_The request_
Exactly repeat all the records below, omitting the images they hold.

_Stored data_
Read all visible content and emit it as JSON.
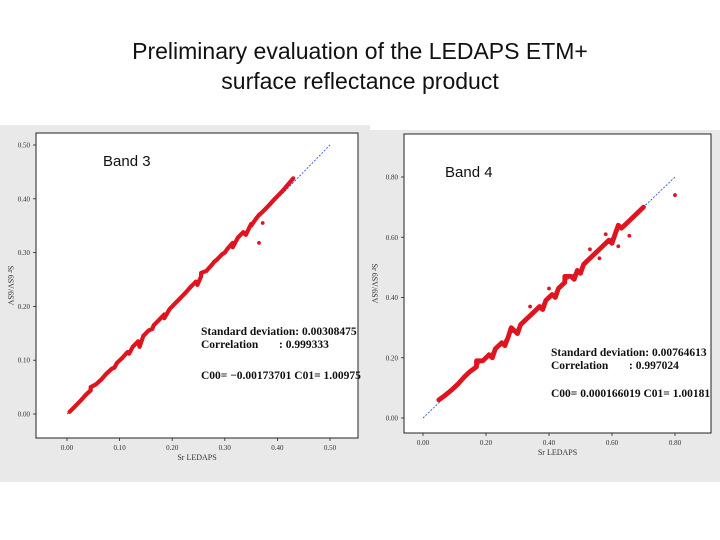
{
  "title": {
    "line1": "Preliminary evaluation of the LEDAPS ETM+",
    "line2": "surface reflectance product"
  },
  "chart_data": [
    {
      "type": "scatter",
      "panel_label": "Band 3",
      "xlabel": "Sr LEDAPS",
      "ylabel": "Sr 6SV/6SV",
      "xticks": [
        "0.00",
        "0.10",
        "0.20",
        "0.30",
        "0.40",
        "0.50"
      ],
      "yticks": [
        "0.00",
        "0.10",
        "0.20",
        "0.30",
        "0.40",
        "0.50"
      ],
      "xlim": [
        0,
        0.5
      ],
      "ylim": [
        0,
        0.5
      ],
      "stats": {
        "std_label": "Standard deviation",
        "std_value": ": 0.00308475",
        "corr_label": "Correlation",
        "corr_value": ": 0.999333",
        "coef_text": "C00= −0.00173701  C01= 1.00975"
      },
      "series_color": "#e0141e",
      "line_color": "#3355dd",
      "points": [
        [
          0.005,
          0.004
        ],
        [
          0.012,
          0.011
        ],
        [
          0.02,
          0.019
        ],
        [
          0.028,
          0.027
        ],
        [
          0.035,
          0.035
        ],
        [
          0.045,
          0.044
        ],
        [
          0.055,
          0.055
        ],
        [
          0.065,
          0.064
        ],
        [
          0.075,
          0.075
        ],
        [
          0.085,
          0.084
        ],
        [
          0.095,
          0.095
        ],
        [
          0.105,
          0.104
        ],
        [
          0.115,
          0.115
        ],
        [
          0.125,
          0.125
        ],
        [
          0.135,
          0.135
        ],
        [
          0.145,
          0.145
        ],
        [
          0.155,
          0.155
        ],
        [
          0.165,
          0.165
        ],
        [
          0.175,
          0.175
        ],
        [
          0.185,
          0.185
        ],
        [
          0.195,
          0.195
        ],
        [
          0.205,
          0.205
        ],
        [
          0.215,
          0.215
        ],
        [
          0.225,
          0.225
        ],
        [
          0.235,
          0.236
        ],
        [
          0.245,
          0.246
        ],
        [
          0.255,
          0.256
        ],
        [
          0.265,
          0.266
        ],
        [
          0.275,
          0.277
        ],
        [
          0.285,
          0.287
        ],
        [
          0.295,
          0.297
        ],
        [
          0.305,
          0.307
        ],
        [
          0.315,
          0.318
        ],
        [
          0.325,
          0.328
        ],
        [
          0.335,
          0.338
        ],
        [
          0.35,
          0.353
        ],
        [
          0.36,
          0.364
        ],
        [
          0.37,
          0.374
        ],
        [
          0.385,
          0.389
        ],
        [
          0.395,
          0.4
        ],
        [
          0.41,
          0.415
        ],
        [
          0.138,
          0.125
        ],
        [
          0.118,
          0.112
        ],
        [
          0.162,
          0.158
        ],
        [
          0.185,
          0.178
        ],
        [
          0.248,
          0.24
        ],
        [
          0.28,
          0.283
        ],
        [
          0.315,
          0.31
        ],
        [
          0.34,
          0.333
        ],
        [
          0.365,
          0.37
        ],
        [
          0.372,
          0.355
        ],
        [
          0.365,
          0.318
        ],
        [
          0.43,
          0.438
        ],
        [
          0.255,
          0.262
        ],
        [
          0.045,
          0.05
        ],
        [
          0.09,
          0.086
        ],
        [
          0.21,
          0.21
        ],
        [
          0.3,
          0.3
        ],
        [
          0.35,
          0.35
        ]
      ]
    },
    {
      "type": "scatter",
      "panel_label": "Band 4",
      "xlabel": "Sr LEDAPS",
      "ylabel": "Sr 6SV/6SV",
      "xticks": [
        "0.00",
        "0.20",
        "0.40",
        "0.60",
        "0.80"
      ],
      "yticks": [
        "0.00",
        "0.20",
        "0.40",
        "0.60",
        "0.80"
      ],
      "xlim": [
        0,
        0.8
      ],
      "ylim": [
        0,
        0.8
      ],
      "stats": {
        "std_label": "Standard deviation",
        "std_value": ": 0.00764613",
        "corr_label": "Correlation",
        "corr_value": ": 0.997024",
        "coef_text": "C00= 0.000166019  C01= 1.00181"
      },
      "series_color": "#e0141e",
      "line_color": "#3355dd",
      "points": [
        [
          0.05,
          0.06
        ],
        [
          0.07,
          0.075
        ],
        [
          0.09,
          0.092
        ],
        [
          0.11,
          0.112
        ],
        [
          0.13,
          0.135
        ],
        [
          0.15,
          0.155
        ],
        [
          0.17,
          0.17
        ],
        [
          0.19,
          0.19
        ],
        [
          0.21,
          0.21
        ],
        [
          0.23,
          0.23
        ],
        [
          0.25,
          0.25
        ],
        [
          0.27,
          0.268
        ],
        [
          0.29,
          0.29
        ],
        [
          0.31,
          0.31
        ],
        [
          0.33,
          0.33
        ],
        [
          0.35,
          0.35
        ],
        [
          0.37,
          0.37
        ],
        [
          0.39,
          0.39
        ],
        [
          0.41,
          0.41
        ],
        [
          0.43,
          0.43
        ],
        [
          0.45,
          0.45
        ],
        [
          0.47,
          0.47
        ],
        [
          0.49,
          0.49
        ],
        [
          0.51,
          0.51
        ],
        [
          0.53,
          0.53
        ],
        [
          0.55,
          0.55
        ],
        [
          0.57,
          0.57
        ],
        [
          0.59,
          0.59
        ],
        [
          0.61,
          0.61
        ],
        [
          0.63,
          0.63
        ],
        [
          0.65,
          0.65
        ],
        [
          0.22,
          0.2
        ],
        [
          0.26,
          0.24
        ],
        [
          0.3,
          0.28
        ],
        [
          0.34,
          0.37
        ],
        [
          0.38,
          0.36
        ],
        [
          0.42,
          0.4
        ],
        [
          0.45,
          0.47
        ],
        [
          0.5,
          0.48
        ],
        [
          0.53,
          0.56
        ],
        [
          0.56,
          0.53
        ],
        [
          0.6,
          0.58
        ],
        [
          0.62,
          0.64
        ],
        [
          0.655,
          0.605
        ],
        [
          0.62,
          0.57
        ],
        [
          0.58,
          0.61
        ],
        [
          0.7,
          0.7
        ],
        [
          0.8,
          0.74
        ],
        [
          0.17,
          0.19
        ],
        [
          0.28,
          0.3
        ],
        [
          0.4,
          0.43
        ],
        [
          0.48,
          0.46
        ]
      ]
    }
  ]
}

_Full solution_
Read all visible content and emit it as JSON.
{
  "title": {
    "line1": "Preliminary evaluation of the LEDAPS ETM+",
    "line2": "surface reflectance product"
  },
  "chart_data": [
    {
      "type": "scatter",
      "panel_label": "Band 3",
      "xlabel": "Sr LEDAPS",
      "ylabel": "Sr 6SV/6SV",
      "xticks": [
        "0.00",
        "0.10",
        "0.20",
        "0.30",
        "0.40",
        "0.50"
      ],
      "yticks": [
        "0.00",
        "0.10",
        "0.20",
        "0.30",
        "0.40",
        "0.50"
      ],
      "xlim": [
        0,
        0.5
      ],
      "ylim": [
        0,
        0.5
      ],
      "stats": {
        "std_label": "Standard deviation",
        "std_value": ": 0.00308475",
        "corr_label": "Correlation",
        "corr_value": ": 0.999333",
        "coef_text": "C00= −0.00173701  C01= 1.00975"
      },
      "series_color": "#e0141e",
      "line_color": "#3355dd",
      "points": [
        [
          0.005,
          0.004
        ],
        [
          0.012,
          0.011
        ],
        [
          0.02,
          0.019
        ],
        [
          0.028,
          0.027
        ],
        [
          0.035,
          0.035
        ],
        [
          0.045,
          0.044
        ],
        [
          0.055,
          0.055
        ],
        [
          0.065,
          0.064
        ],
        [
          0.075,
          0.075
        ],
        [
          0.085,
          0.084
        ],
        [
          0.095,
          0.095
        ],
        [
          0.105,
          0.104
        ],
        [
          0.115,
          0.115
        ],
        [
          0.125,
          0.125
        ],
        [
          0.135,
          0.135
        ],
        [
          0.145,
          0.145
        ],
        [
          0.155,
          0.155
        ],
        [
          0.165,
          0.165
        ],
        [
          0.175,
          0.175
        ],
        [
          0.185,
          0.185
        ],
        [
          0.195,
          0.195
        ],
        [
          0.205,
          0.205
        ],
        [
          0.215,
          0.215
        ],
        [
          0.225,
          0.225
        ],
        [
          0.235,
          0.236
        ],
        [
          0.245,
          0.246
        ],
        [
          0.255,
          0.256
        ],
        [
          0.265,
          0.266
        ],
        [
          0.275,
          0.277
        ],
        [
          0.285,
          0.287
        ],
        [
          0.295,
          0.297
        ],
        [
          0.305,
          0.307
        ],
        [
          0.315,
          0.318
        ],
        [
          0.325,
          0.328
        ],
        [
          0.335,
          0.338
        ],
        [
          0.35,
          0.353
        ],
        [
          0.36,
          0.364
        ],
        [
          0.37,
          0.374
        ],
        [
          0.385,
          0.389
        ],
        [
          0.395,
          0.4
        ],
        [
          0.41,
          0.415
        ],
        [
          0.138,
          0.125
        ],
        [
          0.118,
          0.112
        ],
        [
          0.162,
          0.158
        ],
        [
          0.185,
          0.178
        ],
        [
          0.248,
          0.24
        ],
        [
          0.28,
          0.283
        ],
        [
          0.315,
          0.31
        ],
        [
          0.34,
          0.333
        ],
        [
          0.365,
          0.37
        ],
        [
          0.372,
          0.355
        ],
        [
          0.365,
          0.318
        ],
        [
          0.43,
          0.438
        ],
        [
          0.255,
          0.262
        ],
        [
          0.045,
          0.05
        ],
        [
          0.09,
          0.086
        ],
        [
          0.21,
          0.21
        ],
        [
          0.3,
          0.3
        ],
        [
          0.35,
          0.35
        ]
      ]
    },
    {
      "type": "scatter",
      "panel_label": "Band 4",
      "xlabel": "Sr LEDAPS",
      "ylabel": "Sr 6SV/6SV",
      "xticks": [
        "0.00",
        "0.20",
        "0.40",
        "0.60",
        "0.80"
      ],
      "yticks": [
        "0.00",
        "0.20",
        "0.40",
        "0.60",
        "0.80"
      ],
      "xlim": [
        0,
        0.8
      ],
      "ylim": [
        0,
        0.8
      ],
      "stats": {
        "std_label": "Standard deviation",
        "std_value": ": 0.00764613",
        "corr_label": "Correlation",
        "corr_value": ": 0.997024",
        "coef_text": "C00= 0.000166019  C01= 1.00181"
      },
      "series_color": "#e0141e",
      "line_color": "#3355dd",
      "points": [
        [
          0.05,
          0.06
        ],
        [
          0.07,
          0.075
        ],
        [
          0.09,
          0.092
        ],
        [
          0.11,
          0.112
        ],
        [
          0.13,
          0.135
        ],
        [
          0.15,
          0.155
        ],
        [
          0.17,
          0.17
        ],
        [
          0.19,
          0.19
        ],
        [
          0.21,
          0.21
        ],
        [
          0.23,
          0.23
        ],
        [
          0.25,
          0.25
        ],
        [
          0.27,
          0.268
        ],
        [
          0.29,
          0.29
        ],
        [
          0.31,
          0.31
        ],
        [
          0.33,
          0.33
        ],
        [
          0.35,
          0.35
        ],
        [
          0.37,
          0.37
        ],
        [
          0.39,
          0.39
        ],
        [
          0.41,
          0.41
        ],
        [
          0.43,
          0.43
        ],
        [
          0.45,
          0.45
        ],
        [
          0.47,
          0.47
        ],
        [
          0.49,
          0.49
        ],
        [
          0.51,
          0.51
        ],
        [
          0.53,
          0.53
        ],
        [
          0.55,
          0.55
        ],
        [
          0.57,
          0.57
        ],
        [
          0.59,
          0.59
        ],
        [
          0.61,
          0.61
        ],
        [
          0.63,
          0.63
        ],
        [
          0.65,
          0.65
        ],
        [
          0.22,
          0.2
        ],
        [
          0.26,
          0.24
        ],
        [
          0.3,
          0.28
        ],
        [
          0.34,
          0.37
        ],
        [
          0.38,
          0.36
        ],
        [
          0.42,
          0.4
        ],
        [
          0.45,
          0.47
        ],
        [
          0.5,
          0.48
        ],
        [
          0.53,
          0.56
        ],
        [
          0.56,
          0.53
        ],
        [
          0.6,
          0.58
        ],
        [
          0.62,
          0.64
        ],
        [
          0.655,
          0.605
        ],
        [
          0.62,
          0.57
        ],
        [
          0.58,
          0.61
        ],
        [
          0.7,
          0.7
        ],
        [
          0.8,
          0.74
        ],
        [
          0.17,
          0.19
        ],
        [
          0.28,
          0.3
        ],
        [
          0.4,
          0.43
        ],
        [
          0.48,
          0.46
        ]
      ]
    }
  ]
}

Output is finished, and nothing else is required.